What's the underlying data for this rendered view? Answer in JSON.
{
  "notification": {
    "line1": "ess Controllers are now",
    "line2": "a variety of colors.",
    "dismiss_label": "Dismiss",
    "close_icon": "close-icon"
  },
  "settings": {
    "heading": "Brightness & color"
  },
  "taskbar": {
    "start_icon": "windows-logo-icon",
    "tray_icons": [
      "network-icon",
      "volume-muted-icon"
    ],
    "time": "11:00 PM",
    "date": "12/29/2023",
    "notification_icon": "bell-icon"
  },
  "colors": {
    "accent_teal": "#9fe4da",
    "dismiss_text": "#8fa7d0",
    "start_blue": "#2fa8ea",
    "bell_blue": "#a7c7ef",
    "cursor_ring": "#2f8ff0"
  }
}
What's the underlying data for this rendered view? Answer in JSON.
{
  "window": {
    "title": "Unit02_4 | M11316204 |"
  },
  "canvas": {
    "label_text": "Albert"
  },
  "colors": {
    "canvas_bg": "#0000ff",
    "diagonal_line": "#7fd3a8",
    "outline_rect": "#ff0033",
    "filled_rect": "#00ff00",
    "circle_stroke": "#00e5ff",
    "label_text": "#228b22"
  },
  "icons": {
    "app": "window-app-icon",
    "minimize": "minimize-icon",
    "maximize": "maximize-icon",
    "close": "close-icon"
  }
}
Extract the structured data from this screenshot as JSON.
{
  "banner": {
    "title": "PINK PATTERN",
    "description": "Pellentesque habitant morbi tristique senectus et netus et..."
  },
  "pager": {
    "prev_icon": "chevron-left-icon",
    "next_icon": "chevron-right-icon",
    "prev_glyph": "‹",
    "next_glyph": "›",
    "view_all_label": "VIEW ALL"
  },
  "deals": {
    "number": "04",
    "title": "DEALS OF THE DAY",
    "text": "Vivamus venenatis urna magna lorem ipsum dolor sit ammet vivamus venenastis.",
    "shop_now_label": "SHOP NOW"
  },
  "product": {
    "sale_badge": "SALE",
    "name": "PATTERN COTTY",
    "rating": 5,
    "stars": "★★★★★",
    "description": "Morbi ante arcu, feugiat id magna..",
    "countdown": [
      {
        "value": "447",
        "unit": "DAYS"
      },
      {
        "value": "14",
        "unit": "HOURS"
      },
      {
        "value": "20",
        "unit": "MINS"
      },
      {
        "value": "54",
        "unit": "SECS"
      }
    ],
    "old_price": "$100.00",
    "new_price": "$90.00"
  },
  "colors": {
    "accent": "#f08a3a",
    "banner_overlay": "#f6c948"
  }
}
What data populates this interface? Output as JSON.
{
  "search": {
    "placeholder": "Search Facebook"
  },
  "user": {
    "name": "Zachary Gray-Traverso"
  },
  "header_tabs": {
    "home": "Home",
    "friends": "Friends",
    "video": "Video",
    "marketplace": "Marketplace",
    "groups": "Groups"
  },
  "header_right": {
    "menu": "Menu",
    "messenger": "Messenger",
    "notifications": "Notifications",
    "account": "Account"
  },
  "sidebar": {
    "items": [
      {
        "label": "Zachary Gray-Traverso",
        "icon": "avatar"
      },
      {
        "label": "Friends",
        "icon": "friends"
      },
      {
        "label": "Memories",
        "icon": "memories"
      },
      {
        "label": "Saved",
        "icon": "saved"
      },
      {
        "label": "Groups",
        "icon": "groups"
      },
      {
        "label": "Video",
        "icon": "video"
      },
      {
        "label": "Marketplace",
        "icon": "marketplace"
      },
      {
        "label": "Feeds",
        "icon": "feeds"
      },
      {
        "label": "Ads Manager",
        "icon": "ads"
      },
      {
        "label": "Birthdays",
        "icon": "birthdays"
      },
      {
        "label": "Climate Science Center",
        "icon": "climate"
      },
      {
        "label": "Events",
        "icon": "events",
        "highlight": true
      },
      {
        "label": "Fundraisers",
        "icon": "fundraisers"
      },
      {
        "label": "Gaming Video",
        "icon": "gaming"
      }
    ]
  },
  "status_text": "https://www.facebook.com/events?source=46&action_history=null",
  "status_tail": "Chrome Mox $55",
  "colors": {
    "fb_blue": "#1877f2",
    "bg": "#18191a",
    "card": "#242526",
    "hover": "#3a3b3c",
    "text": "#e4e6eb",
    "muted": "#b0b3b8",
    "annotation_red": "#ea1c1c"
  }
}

^^^^^^^^^^^^^^^^

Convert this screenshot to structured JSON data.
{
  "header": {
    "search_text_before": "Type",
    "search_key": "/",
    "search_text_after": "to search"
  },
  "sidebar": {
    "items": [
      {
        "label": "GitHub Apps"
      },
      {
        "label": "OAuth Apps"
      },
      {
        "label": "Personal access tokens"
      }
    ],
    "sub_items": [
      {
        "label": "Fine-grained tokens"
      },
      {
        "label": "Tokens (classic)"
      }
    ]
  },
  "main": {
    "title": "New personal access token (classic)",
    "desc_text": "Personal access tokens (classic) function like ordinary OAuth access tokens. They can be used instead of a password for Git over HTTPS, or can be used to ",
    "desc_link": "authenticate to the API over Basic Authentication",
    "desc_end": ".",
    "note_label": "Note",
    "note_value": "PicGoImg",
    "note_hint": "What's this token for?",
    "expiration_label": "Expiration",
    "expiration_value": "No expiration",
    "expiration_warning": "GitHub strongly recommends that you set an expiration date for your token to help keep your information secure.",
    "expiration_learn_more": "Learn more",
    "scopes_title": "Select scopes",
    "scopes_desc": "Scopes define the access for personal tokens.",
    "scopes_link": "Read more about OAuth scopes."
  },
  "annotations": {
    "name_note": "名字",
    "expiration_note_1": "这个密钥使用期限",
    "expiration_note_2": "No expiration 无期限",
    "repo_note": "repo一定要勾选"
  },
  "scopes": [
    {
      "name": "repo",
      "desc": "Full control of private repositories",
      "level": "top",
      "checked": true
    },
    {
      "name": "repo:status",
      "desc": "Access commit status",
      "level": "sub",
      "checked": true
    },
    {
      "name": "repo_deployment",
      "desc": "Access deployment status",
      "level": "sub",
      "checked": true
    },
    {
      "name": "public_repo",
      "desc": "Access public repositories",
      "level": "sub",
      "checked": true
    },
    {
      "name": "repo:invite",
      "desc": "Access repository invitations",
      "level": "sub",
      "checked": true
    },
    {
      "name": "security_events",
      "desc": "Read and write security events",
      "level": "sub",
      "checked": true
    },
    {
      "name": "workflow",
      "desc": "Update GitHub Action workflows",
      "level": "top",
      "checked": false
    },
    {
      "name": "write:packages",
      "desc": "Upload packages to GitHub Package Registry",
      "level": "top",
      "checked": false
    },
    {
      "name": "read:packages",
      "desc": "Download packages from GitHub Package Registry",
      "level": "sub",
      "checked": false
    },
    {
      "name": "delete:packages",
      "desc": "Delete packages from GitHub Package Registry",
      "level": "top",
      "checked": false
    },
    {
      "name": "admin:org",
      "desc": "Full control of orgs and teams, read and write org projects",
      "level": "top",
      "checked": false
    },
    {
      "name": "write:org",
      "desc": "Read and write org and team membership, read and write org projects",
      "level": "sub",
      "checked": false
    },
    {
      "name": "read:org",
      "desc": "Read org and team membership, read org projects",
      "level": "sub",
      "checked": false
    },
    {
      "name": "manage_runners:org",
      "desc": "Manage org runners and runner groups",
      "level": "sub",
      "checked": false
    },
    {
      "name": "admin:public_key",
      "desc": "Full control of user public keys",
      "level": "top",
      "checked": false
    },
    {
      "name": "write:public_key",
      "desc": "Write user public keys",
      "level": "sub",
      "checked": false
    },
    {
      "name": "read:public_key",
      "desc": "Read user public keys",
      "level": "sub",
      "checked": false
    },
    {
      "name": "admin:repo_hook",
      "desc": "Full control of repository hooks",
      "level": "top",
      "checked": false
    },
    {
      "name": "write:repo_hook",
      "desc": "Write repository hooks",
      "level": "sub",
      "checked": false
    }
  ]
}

^^^^^^^^^^^^^^^^

> GIVEN INSTRUCTION:
Copy each line of the entries that includes the word "chevron".

> SOLUTION TO THE EXERCISE:
    "prev_icon": "chevron-left-icon",
    "next_icon": "chevron-right-icon",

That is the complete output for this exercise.